- _Aim of the exercise_:
Set down the lines from the line with "panel-2-map [938,273,1528,863]" to the line with "diff-colorbar-cell-14 [1303,1746,1369,1778]", copying each one unchanged.

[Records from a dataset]
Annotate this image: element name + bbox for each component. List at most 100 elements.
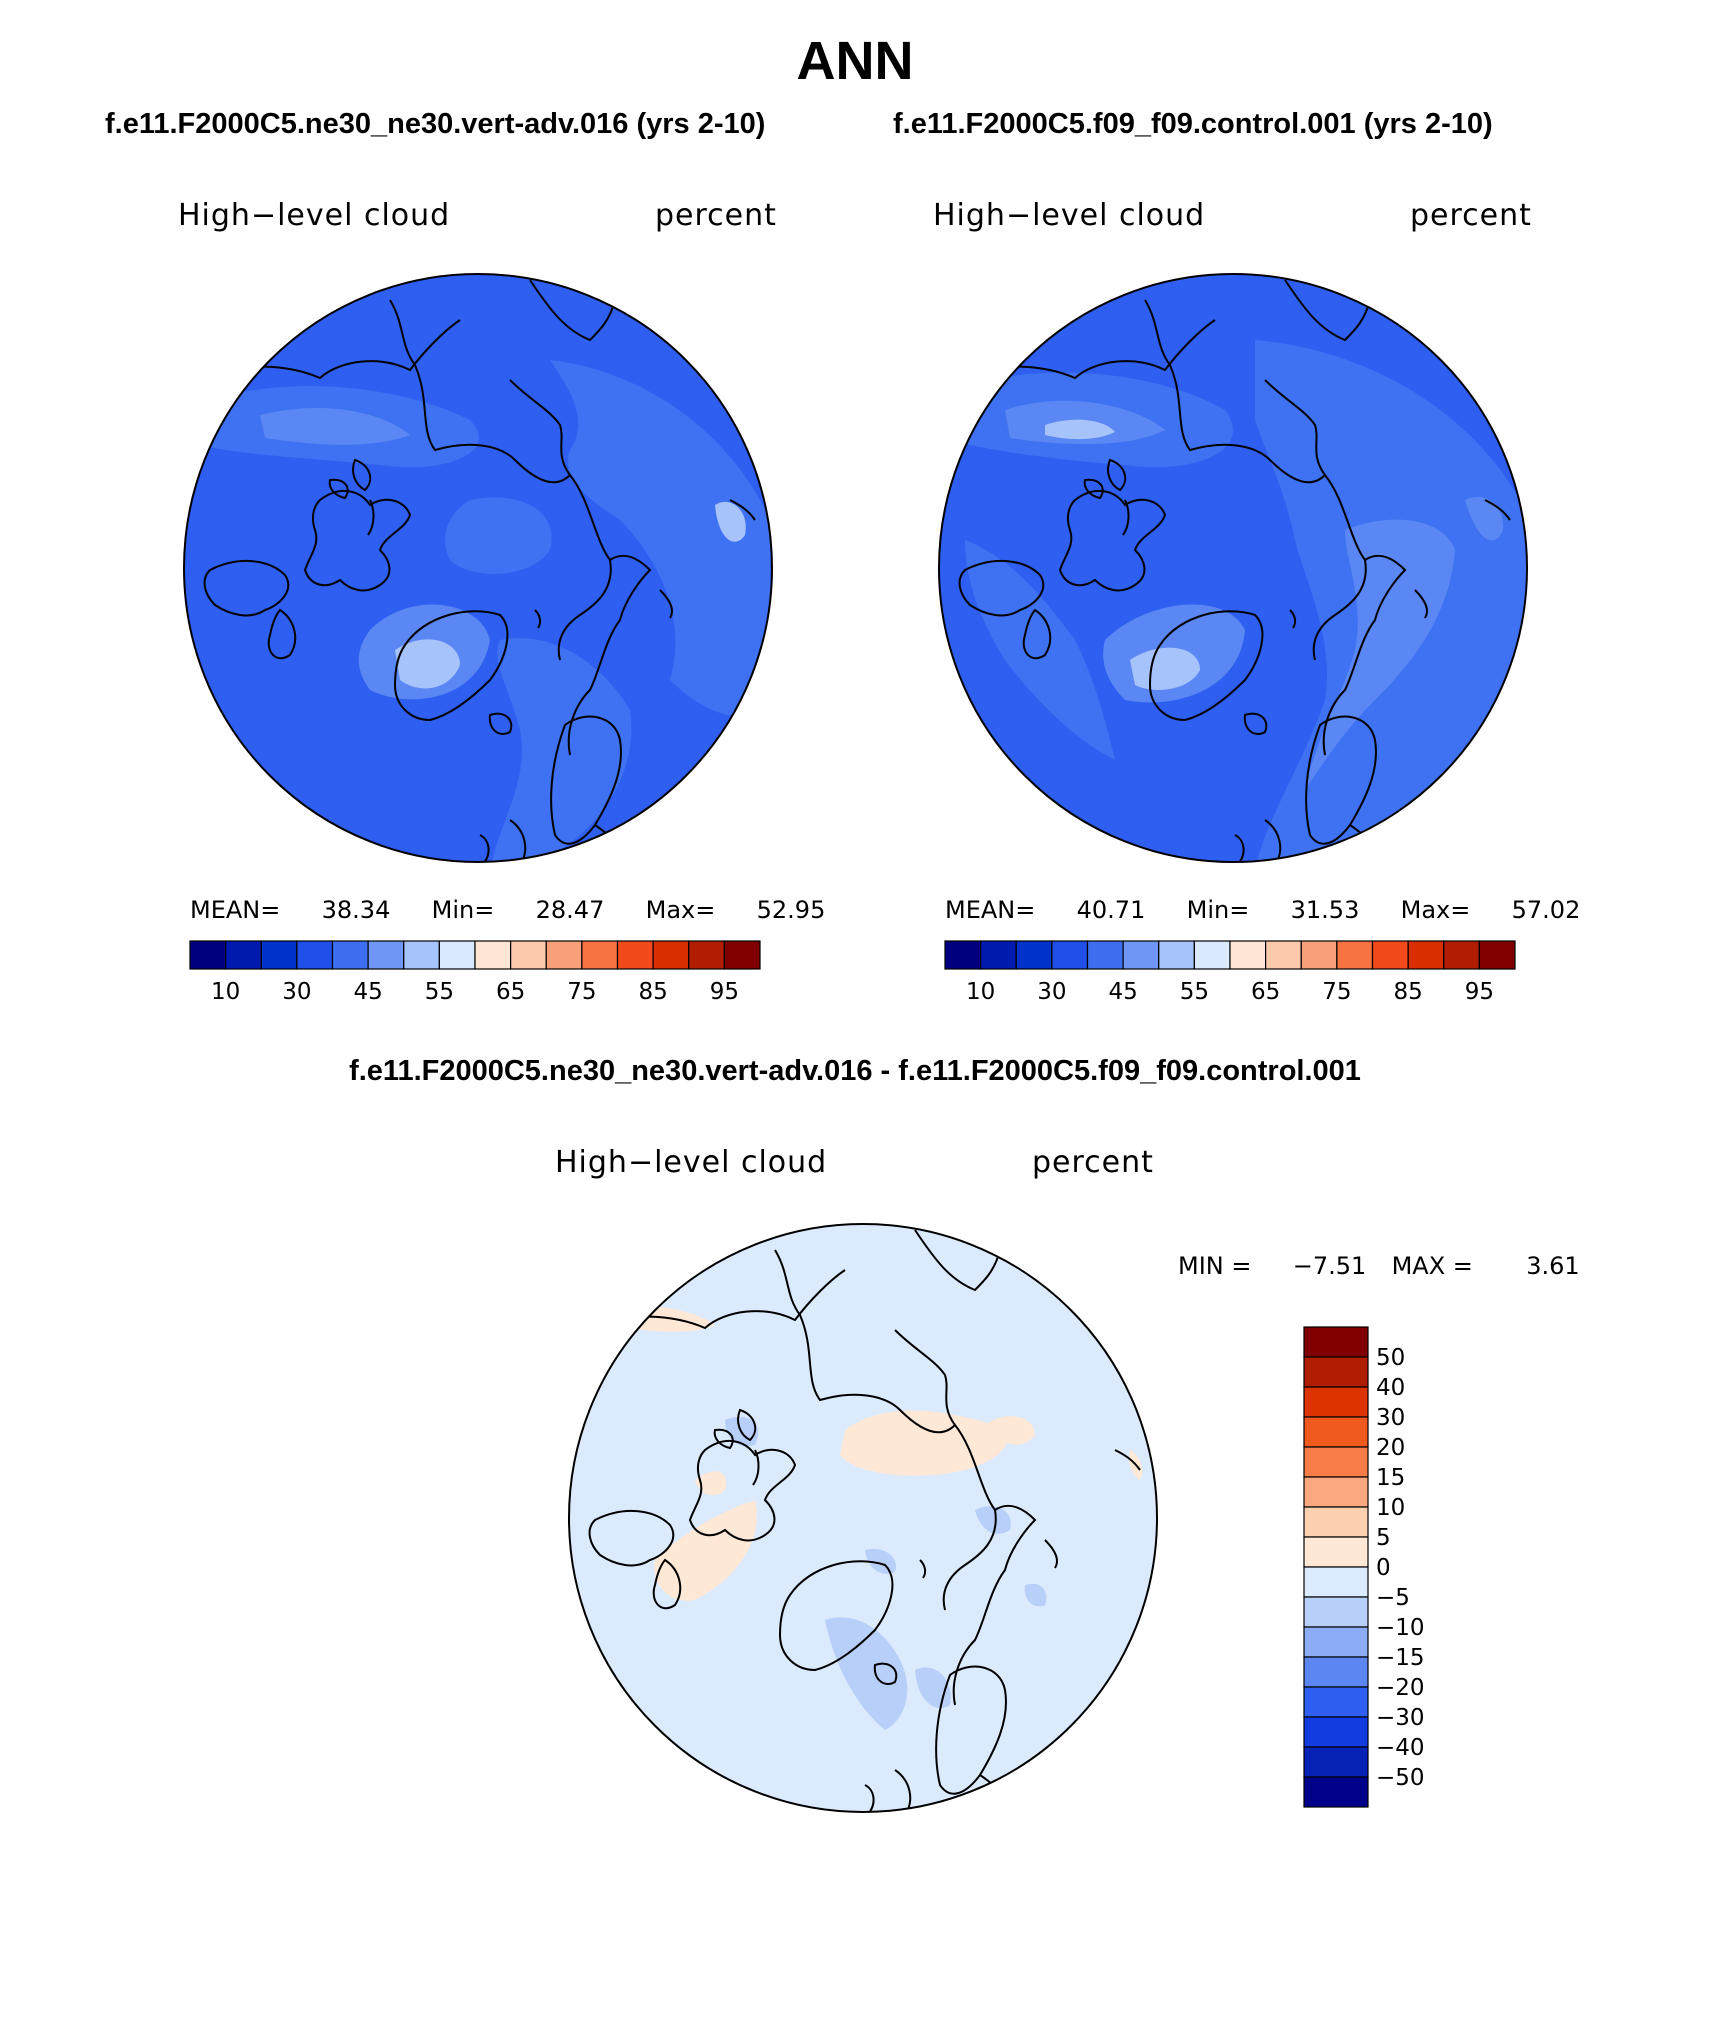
panel-2-map [938,273,1528,863]
diff-variable-label: High−level cloud [555,1145,828,1180]
panel-1-colorbar-cell-5 [367,940,405,970]
panel-1-colorbar-cell-8 [474,940,512,970]
panel-1-map [183,273,773,863]
diff-colorbar-cell-14 [1303,1746,1369,1778]
diff-colorbar-cell-8 [1303,1566,1369,1598]
panel-2-max-label: Max= [1400,896,1471,924]
diff-colorbar-cell-7 [1303,1536,1369,1568]
panel-2-colorbar-cell-8 [1229,940,1267,970]
diff-colorbar-tick-label: 20 [1376,1435,1405,1461]
panel-1-colorbar-tick-label: 75 [567,979,596,1005]
diff-colorbar-tick-label: 30 [1376,1405,1405,1431]
diff-colorbar-cell-1 [1303,1356,1369,1388]
panel-1-colorbar-cell-4 [331,940,369,970]
panel-2-colorbar-cell-15 [1478,940,1516,970]
panel-2-min-value: 31.53 [1290,896,1360,924]
diff-colorbar-tick-label: 40 [1376,1375,1405,1401]
panel-1-units-label: percent [655,198,777,233]
panel-1-colorbar-tick-label: 65 [496,979,525,1005]
panel-2-colorbar-tick-label: 75 [1322,979,1351,1005]
panel-2-colorbar-cell-14 [1443,940,1480,970]
panel-2-colorbar-cell-7 [1193,940,1231,970]
panel-2-stats: MEAN= 40.71 Min= 31.53 Max= 57.02 [945,896,1580,924]
panel-2-colorbar-cell-11 [1336,940,1374,970]
diff-colorbar-cell-11 [1303,1656,1369,1688]
diff-colorbar-cell-4 [1303,1446,1369,1478]
panel-1-min-label: Min= [431,896,495,924]
panel-2-colorbar-cells [944,940,1516,970]
panel-2-colorbar-cell-12 [1371,940,1409,970]
panel-1-colorbar-tick-label: 10 [211,979,240,1005]
panel-1-colorbar-tick-label: 85 [638,979,667,1005]
diff-units-label: percent [1032,1145,1154,1180]
panel-2-colorbar-ticks: 10 30 45 55 65 75 85 95 [966,979,1494,1005]
panel-1-colorbar-cell-14 [688,940,725,970]
panel-2-units-label: percent [1410,198,1532,233]
panel-2-min-label: Min= [1186,896,1250,924]
diff-colorbar-cell-15 [1303,1776,1369,1808]
panel-1-colorbar-cell-2 [260,940,298,970]
panel-1-case-title: f.e11.F2000C5.ne30_ne30.vert-adv.016 (yr… [105,108,766,140]
panel-2-contour-fill [939,274,1527,862]
panel-2-max-value: 57.02 [1511,896,1581,924]
panel-1-colorbar-cell-11 [581,940,619,970]
diff-panel-title: f.e11.F2000C5.ne30_ne30.vert-adv.016 - f… [349,1055,1361,1087]
panel-2-colorbar-cell-0 [944,940,982,970]
panel-1-variable-label: High−level cloud [178,198,451,233]
panel-2-colorbar-cell-4 [1086,940,1124,970]
panel-1-colorbar-cell-15 [723,940,761,970]
panel-1-colorbar-cell-6 [403,940,440,970]
panel-1-colorbar-tick-label: 95 [710,979,739,1005]
diff-colorbar-cell-3 [1303,1416,1369,1448]
diff-colorbar-cell-5 [1303,1476,1369,1508]
panel-1-colorbar-tick-label: 55 [425,979,454,1005]
panel-2-colorbar-cell-2 [1015,940,1053,970]
panel-2-colorbar-tick-label: 55 [1180,979,1209,1005]
panel-1-contour-fill [184,274,772,862]
diff-colorbar-tick-label: −5 [1376,1585,1410,1611]
panel-2-variable-label: High−level cloud [933,198,1206,233]
panel-1-colorbar-cell-7 [438,940,476,970]
diff-colorbar-cell-10 [1303,1626,1369,1658]
panel-2-colorbar-cell-3 [1051,940,1089,970]
diff-colorbar-cell-2 [1303,1386,1369,1418]
diff-colorbar-tick-label: 50 [1376,1345,1405,1371]
panel-1-colorbar-cell-10 [545,940,583,970]
diff-stats: MIN = −7.51 MAX = 3.61 [1178,1252,1580,1280]
panel-1-colorbar-cell-0 [189,940,227,970]
figure-title: ANN [796,31,914,91]
diff-colorbar-tick-label: −30 [1376,1705,1425,1731]
diff-colorbar-tick-label: 15 [1376,1465,1405,1491]
panel-2-colorbar-tick-label: 65 [1251,979,1280,1005]
diff-max-label: MAX = [1391,1252,1473,1280]
diff-colorbar-tick-label: −20 [1376,1675,1425,1701]
panel-2-colorbar-tick-label: 95 [1465,979,1494,1005]
diff-colorbar-tick-label: −50 [1376,1765,1425,1791]
panel-2-colorbar-tick-label: 10 [966,979,995,1005]
diff-colorbar-cell-12 [1303,1686,1369,1718]
diff-colorbar-tick-label: 10 [1376,1495,1405,1521]
panel-1-colorbar-cells [189,940,761,970]
panel-1-colorbar-cell-1 [225,940,262,970]
diff-colorbar-cell-0 [1303,1326,1369,1358]
panel-2-mean-label: MEAN= [945,896,1036,924]
diff-max-value: 3.61 [1526,1252,1580,1280]
diff-coastlines [584,1224,1141,1812]
diff-colorbar-cell-9 [1303,1596,1369,1628]
panel-2-colorbar-cell-9 [1265,940,1302,970]
diff-colorbar-tick-label: 0 [1376,1555,1391,1581]
diff-min-value: −7.51 [1292,1252,1367,1280]
panel-1-colorbar-cell-9 [510,940,547,970]
panel-1-colorbar-ticks: 10 30 45 55 65 75 85 95 [211,979,739,1005]
diff-colorbar-tick-label: −40 [1376,1735,1425,1761]
diff-colorbar-tick-label: −15 [1376,1645,1425,1671]
panel-1-map-border [183,273,773,863]
diff-colorbar-cell-13 [1303,1716,1369,1748]
panel-2-map-border [938,273,1528,863]
panel-2-colorbar-tick-label: 30 [1037,979,1066,1005]
panel-1-colorbar-tick-label: 30 [282,979,311,1005]
panel-2-colorbar: 10 30 45 55 65 75 85 95 [944,940,1516,1005]
diff-map [568,1223,1158,1813]
panel-2-mean-value: 40.71 [1076,896,1146,924]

- _The reply_:
panel-2-map [938,273,1528,863]
diff-variable-label: High−level cloud [555,1145,828,1180]
panel-1-colorbar-cell-5 [367,940,405,970]
panel-1-colorbar-cell-8 [474,940,512,970]
panel-1-map [183,273,773,863]
diff-colorbar-cell-14 [1303,1746,1369,1778]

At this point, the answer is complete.